• _THE REQUEST_:
Among the records below, find each line that includes the string "在我看来" and copy it.

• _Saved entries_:
━━━━━━━━━━

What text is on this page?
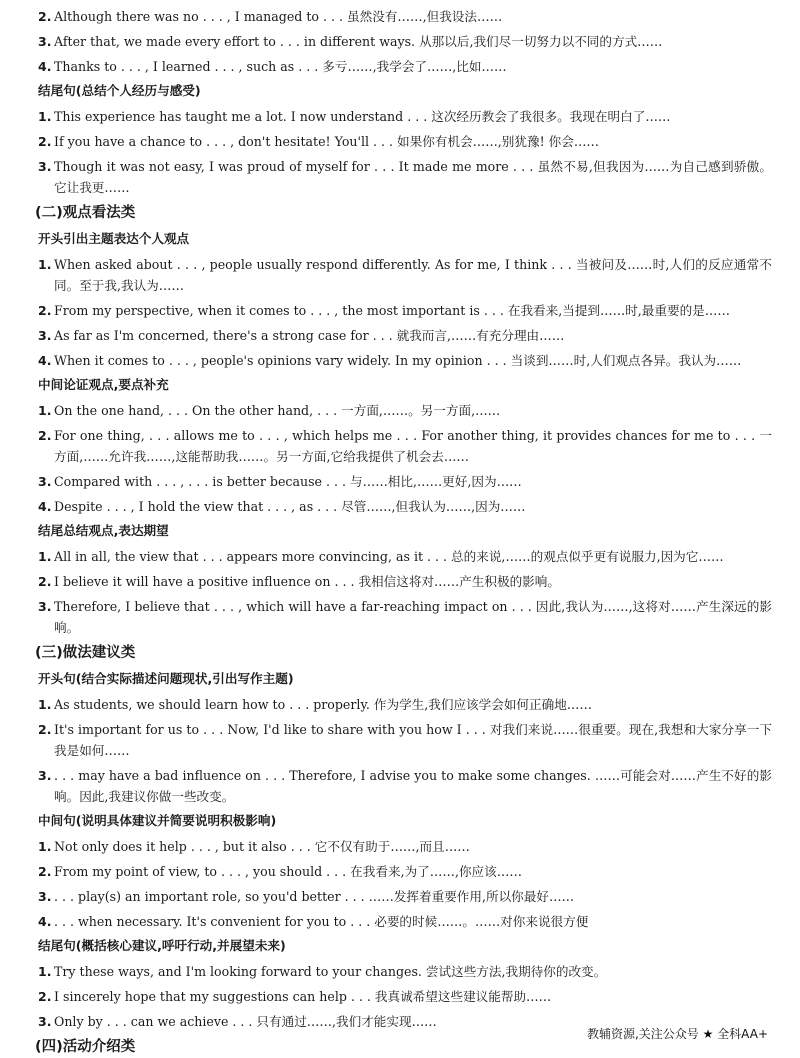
2. Although there was no . . . , I managed to . . . 虽然没有……,但我设法……
3. After that, we made every effort to . . . in different ways. 从那以后,我们尽一切努力以不同的方式……
4. Thanks to . . . , I learned . . . , such as . . . 多亏……,我学会了……,比如……
结尾句(总结个人经历与感受)
1. This experience has taught me a lot. I now understand . . . 这次经历教会了我很多。我现在明白了……
2. If you have a chance to . . . , don't hesitate! You'll . . . 如果你有机会……,别犹豫! 你会……
3. Though it was not easy, I was proud of myself for . . . It made me more . . . 虽然不易,但我因为……为自己感到骄傲。它让我更……
(二)观点看法类
开头引出主题表达个人观点
1. When asked about . . . , people usually respond differently. As for me, I think . . . 当被问及……时,人们的反应通常不同。至于我,我认为……
2. From my perspective, when it comes to . . . , the most important is . . . 在我看来,当提到……时,最重要的是……
3. As far as I'm concerned, there's a strong case for . . . 就我而言,……有充分理由……
4. When it comes to . . . , people's opinions vary widely. In my opinion . . . 当谈到……时,人们观点各异。我认为……
中间论证观点,要点补充
1. On the one hand, . . . On the other hand, . . . 一方面,……。另一方面,……
2. For one thing, . . . allows me to . . . , which helps me . . . For another thing, it provides chances for me to . . . 一方面,……允许我……,这能帮助我……。另一方面,它给我提供了机会去……
3. Compared with . . . , . . . is better because . . . 与……相比,……更好,因为……
4. Despite . . . , I hold the view that . . . , as . . . 尽管……,但我认为……,因为……
结尾总结观点,表达期望
1. All in all, the view that . . . appears more convincing, as it . . . 总的来说,……的观点似乎更有说服力,因为它……
2. I believe it will have a positive influence on . . . 我相信这将对……产生积极的影响。
3. Therefore, I believe that . . . , which will have a far-reaching impact on . . . 因此,我认为……,这将对……产生深远的影响。
(三)做法建议类
开头句(结合实际描述问题现状,引出写作主题)
1. As students, we should learn how to . . . properly. 作为学生,我们应该学会如何正确地……
2. It's important for us to . . . Now, I'd like to share with you how I . . . 对我们来说……很重要。现在,我想和大家分享一下我是如何……
3. . . . may have a bad influence on . . . Therefore, I advise you to make some changes. ……可能会对……产生不好的影响。因此,我建议你做一些改变。
中间句(说明具体建议并简要说明积极影响)
1. Not only does it help . . . , but it also . . . 它不仅有助于……,而且……
2. From my point of view, to . . . , you should . . . 在我看来,为了……,你应该……
3. . . . play(s) an important role, so you'd better . . . ……发挥着重要作用,所以你最好……
4. . . . when necessary. It's convenient for you to . . . 必要的时候……。……对你来说很方便
结尾句(概括核心建议,呼吁行动,并展望未来)
1. Try these ways, and I'm looking forward to your changes. 尝试这些方法,我期待你的改变。
2. I sincerely hope that my suggestions can help . . . 我真诚希望这些建议能帮助……
3. Only by . . . can we achieve . . . 只有通过……,我们才能实现……
(四)活动介绍类
教辅资源,关注公众号 ★ 全科AA+
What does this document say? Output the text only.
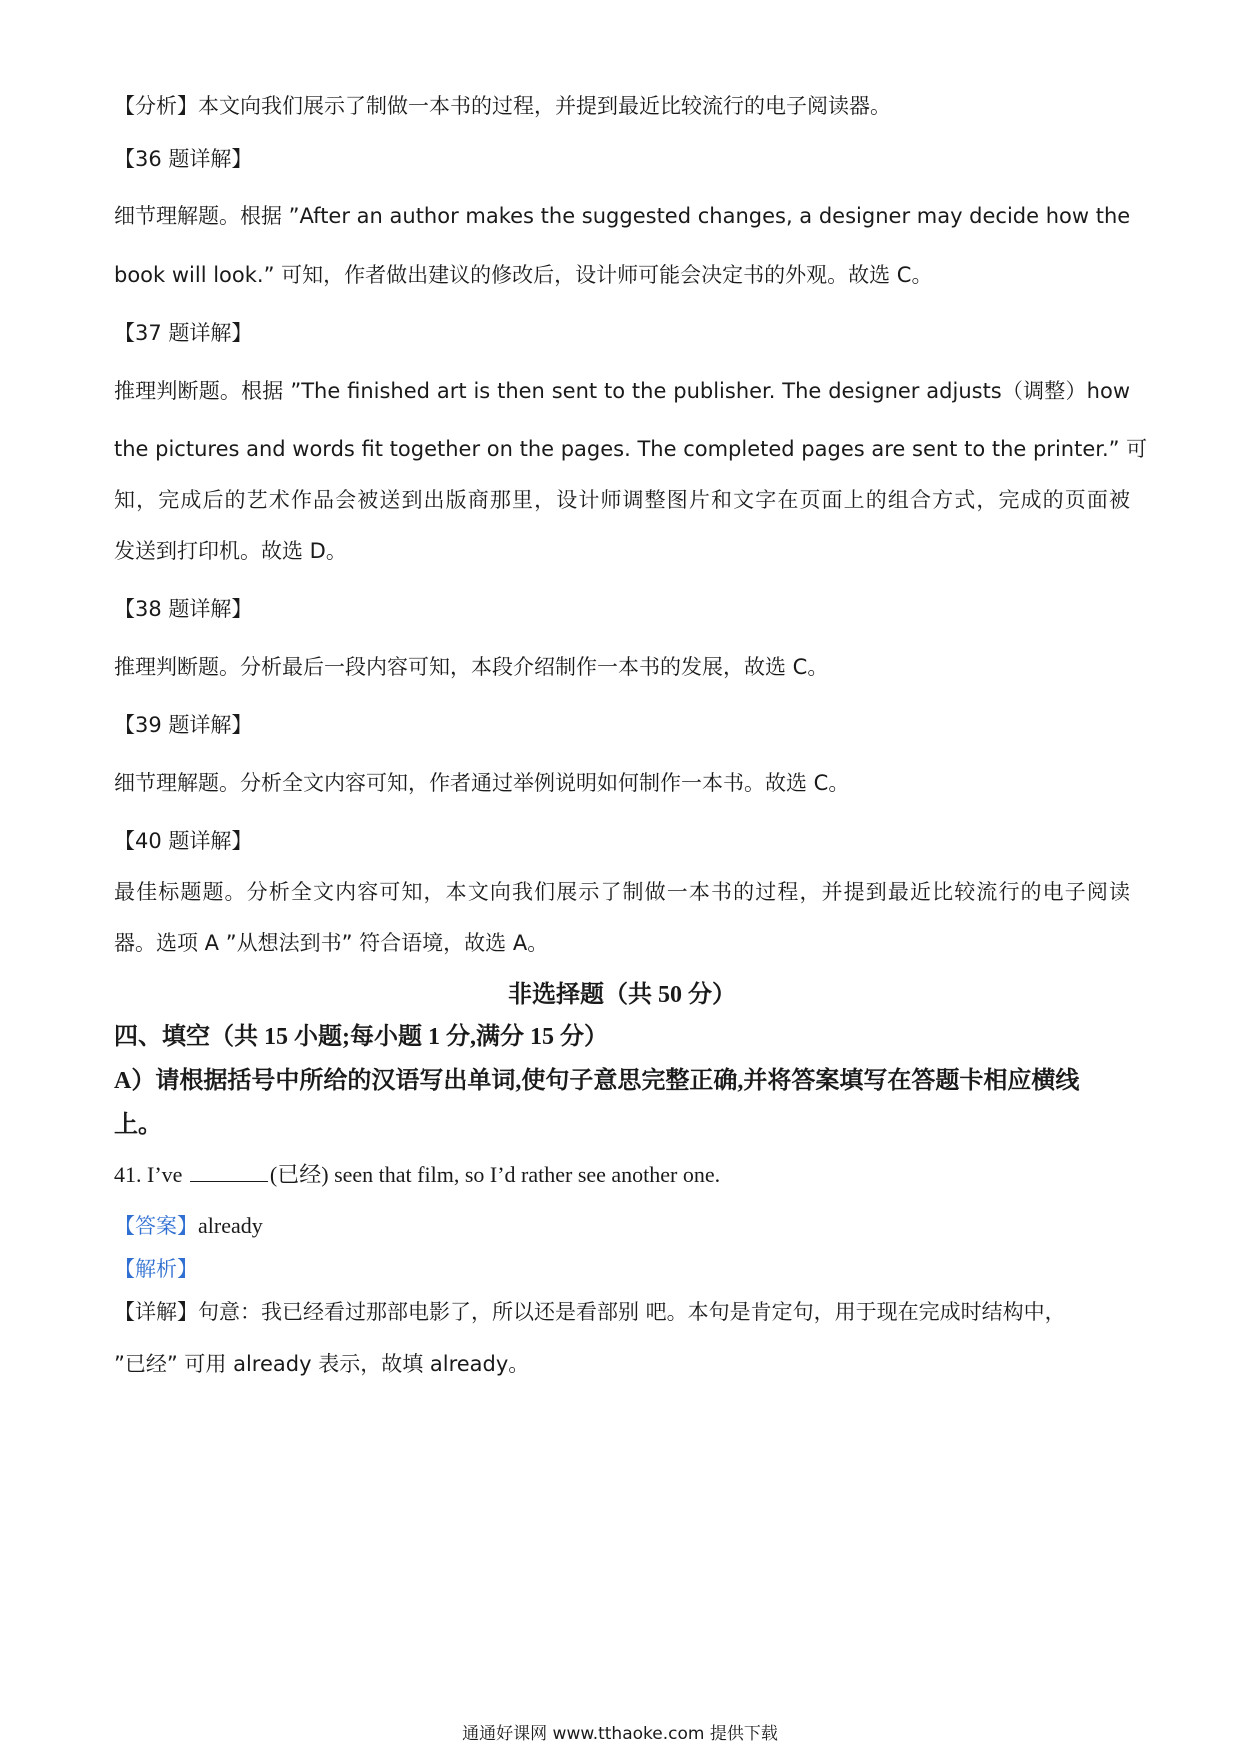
【分析】本文向我们展示了制做一本书的过程，并提到最近比较流行的电子阅读器。
【36 题详解】
细节理解题。根据 ”After an author makes the suggested changes, a designer may decide how the
book will look.” 可知，作者做出建议的修改后，设计师可能会决定书的外观。故选 C。
【37 题详解】
推理判断题。根据 ”The finished art is then sent to the publisher. The designer adjusts（调整）how
the pictures and words fit together on the pages. The completed pages are sent to the printer.” 可
知，完成后的艺术作品会被送到出版商那里，设计师调整图片和文字在页面上的组合方式，完成的页面被
发送到打印机。故选 D。
【38 题详解】
推理判断题。分析最后一段内容可知，本段介绍制作一本书的发展，故选 C。
【39 题详解】
细节理解题。分析全文内容可知，作者通过举例说明如何制作一本书。故选 C。
【40 题详解】
最佳标题题。分析全文内容可知，本文向我们展示了制做一本书的过程，并提到最近比较流行的电子阅读
器。选项 A ”从想法到书” 符合语境，故选 A。
非选择题（共 50 分）
四、填空（共 15 小题;每小题 1 分,满分 15 分）
A）请根据括号中所给的汉语写出单词,使句子意思完整正确,并将答案填写在答题卡相应横线
上。
41. I’ve	(已经) seen that film, so I’d rather see another one.
【答案】already
【解析】
【详解】句意：我已经看过那部电影了，所以还是看部别 吧。本句是肯定句，用于现在完成时结构中，
”已经” 可用 already 表示，故填 already。
通通好课网 www.tthaoke.com 提供下载
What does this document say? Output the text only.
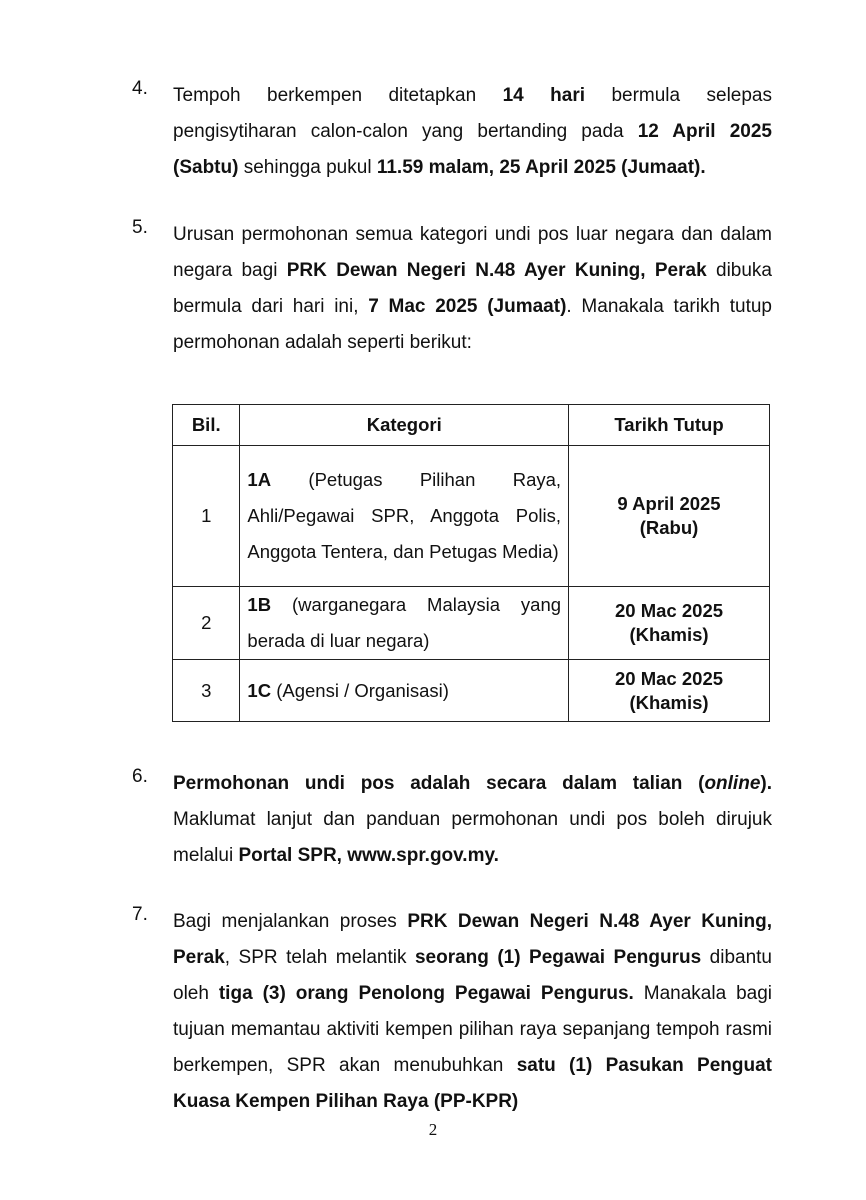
4.	Tempoh berkempen ditetapkan 14 hari bermula selepas pengisytiharan calon-calon yang bertanding pada 12 April 2025 (Sabtu) sehingga pukul 11.59 malam, 25 April 2025 (Jumaat).
5.	Urusan permohonan semua kategori undi pos luar negara dan dalam negara bagi PRK Dewan Negeri N.48 Ayer Kuning, Perak dibuka bermula dari hari ini, 7 Mac 2025 (Jumaat). Manakala tarikh tutup permohonan adalah seperti berikut:
Bil.	Kategori	Tarikh Tutup
1	1A (Petugas Pilihan Raya, Ahli/Pegawai SPR, Anggota Polis, Anggota Tentera, dan Petugas Media)	9 April 2025
(Rabu)
2	1B (warganegara Malaysia yang berada di luar negara)	20 Mac 2025
(Khamis)
3	1C (Agensi / Organisasi)	20 Mac 2025
(Khamis)
6.	Permohonan undi pos adalah secara dalam talian (online). Maklumat lanjut dan panduan permohonan undi pos boleh dirujuk melalui Portal SPR, www.spr.gov.my.
7.	Bagi menjalankan proses PRK Dewan Negeri N.48 Ayer Kuning, Perak, SPR telah melantik seorang (1) Pegawai Pengurus dibantu oleh tiga (3) orang Penolong Pegawai Pengurus. Manakala bagi tujuan memantau aktiviti kempen pilihan raya sepanjang tempoh rasmi berkempen, SPR akan menubuhkan satu (1) Pasukan Penguat Kuasa Kempen Pilihan Raya (PP-KPR)
2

━━━━━━━━━━

• _TASK RESPONSE_:
2. From my perspective, when it comes to . . . , the most important is . . . 在我看来,当提到……时,最重要的是……
2. From my point of view, to . . . , you should . . . 在我看来,为了……,你应该……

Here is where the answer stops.